#### Records for the exercise:
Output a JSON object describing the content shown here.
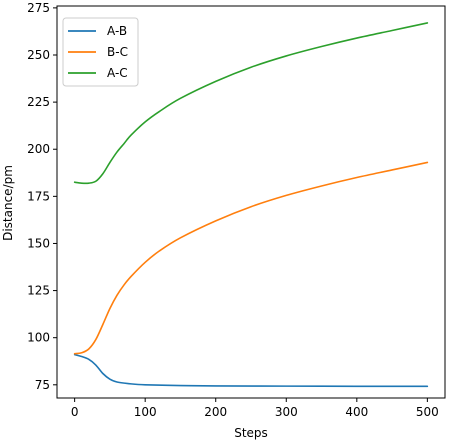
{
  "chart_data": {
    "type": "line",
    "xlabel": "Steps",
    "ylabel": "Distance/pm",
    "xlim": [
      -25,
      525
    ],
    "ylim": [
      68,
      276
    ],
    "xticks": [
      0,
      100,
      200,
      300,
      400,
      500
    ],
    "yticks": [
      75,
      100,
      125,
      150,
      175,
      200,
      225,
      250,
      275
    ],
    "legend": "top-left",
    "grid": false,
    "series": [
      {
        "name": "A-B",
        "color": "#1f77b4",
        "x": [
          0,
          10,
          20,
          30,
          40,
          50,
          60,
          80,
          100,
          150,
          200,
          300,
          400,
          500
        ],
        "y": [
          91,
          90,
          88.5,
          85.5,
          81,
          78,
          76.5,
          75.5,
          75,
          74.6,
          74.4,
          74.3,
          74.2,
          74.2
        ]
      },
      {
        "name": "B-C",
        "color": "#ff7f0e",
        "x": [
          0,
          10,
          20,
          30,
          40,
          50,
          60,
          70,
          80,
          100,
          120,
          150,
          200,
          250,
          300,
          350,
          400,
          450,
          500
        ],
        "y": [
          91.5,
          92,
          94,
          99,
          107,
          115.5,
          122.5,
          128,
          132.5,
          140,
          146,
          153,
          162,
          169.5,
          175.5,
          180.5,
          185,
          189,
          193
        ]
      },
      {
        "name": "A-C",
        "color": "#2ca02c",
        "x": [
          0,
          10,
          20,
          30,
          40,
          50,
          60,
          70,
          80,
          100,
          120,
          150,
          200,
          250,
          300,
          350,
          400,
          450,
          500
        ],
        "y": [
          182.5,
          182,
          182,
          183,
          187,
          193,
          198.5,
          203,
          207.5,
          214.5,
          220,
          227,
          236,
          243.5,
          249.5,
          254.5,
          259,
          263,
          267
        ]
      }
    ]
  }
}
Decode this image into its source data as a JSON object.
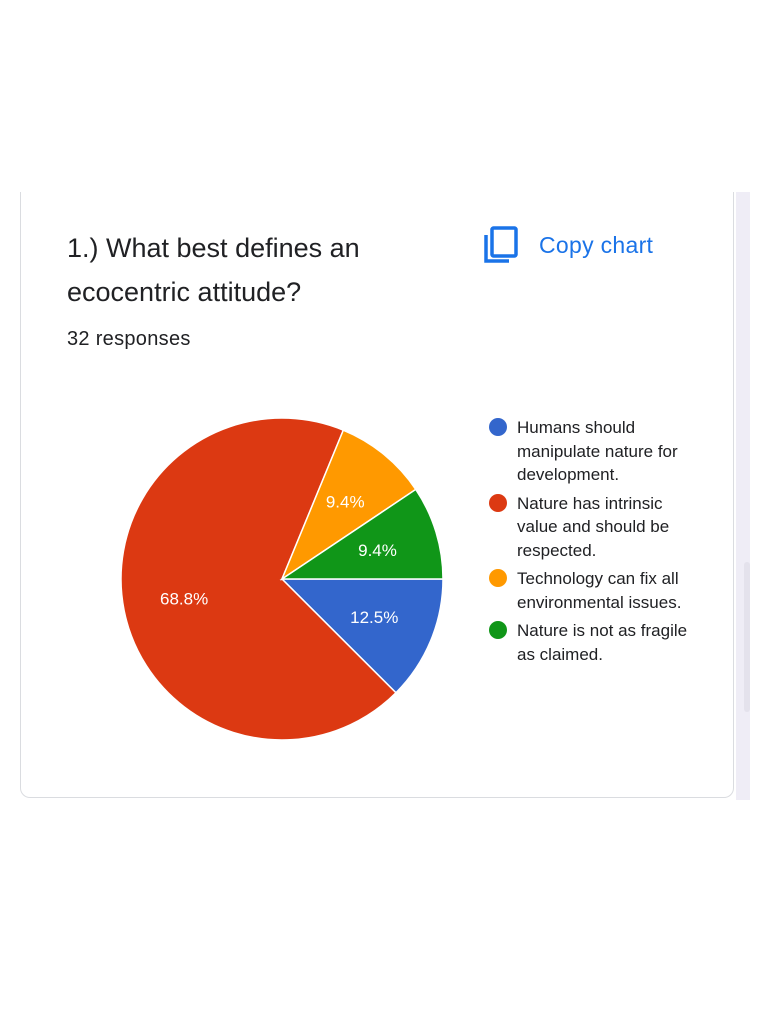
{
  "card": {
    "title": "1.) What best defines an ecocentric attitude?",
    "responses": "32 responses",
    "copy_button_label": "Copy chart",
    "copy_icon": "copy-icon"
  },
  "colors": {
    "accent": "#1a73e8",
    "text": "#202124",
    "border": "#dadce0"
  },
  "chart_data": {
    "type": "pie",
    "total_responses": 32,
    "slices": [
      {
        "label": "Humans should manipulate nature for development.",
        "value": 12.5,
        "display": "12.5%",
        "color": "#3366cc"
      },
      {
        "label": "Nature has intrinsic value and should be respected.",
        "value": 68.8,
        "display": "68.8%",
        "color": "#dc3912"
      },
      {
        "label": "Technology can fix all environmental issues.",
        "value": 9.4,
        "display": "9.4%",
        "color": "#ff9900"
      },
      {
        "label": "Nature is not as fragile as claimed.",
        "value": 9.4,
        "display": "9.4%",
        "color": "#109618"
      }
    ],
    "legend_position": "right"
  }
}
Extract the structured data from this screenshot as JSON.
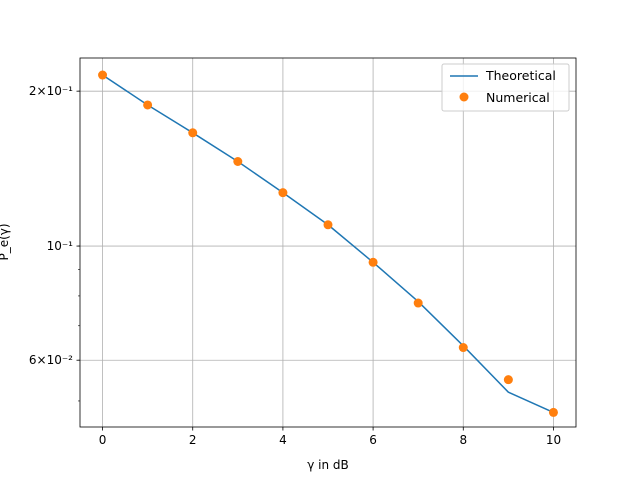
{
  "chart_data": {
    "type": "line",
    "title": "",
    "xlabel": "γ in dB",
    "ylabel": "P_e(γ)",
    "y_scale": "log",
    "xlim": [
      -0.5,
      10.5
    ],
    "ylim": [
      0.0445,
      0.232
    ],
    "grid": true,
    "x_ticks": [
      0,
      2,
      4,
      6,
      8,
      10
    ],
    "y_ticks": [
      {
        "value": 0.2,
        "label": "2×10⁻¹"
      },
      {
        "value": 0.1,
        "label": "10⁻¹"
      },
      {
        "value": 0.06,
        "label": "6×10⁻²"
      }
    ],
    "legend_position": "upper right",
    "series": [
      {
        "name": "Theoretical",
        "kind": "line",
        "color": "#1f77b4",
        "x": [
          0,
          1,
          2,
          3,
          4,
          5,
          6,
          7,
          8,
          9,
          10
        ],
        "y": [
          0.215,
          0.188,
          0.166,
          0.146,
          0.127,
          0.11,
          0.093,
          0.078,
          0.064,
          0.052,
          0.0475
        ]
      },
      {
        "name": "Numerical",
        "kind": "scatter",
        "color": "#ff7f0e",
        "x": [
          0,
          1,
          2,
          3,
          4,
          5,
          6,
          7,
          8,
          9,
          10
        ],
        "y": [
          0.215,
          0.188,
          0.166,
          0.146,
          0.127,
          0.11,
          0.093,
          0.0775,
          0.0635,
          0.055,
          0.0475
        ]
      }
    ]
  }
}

#### What you have to do:
Report each line in the data that holds the word "should".

#### Result of this task:
        "label": "Humans should manipulate nature for development.",
        "label": "Nature has intrinsic value and should be respected.",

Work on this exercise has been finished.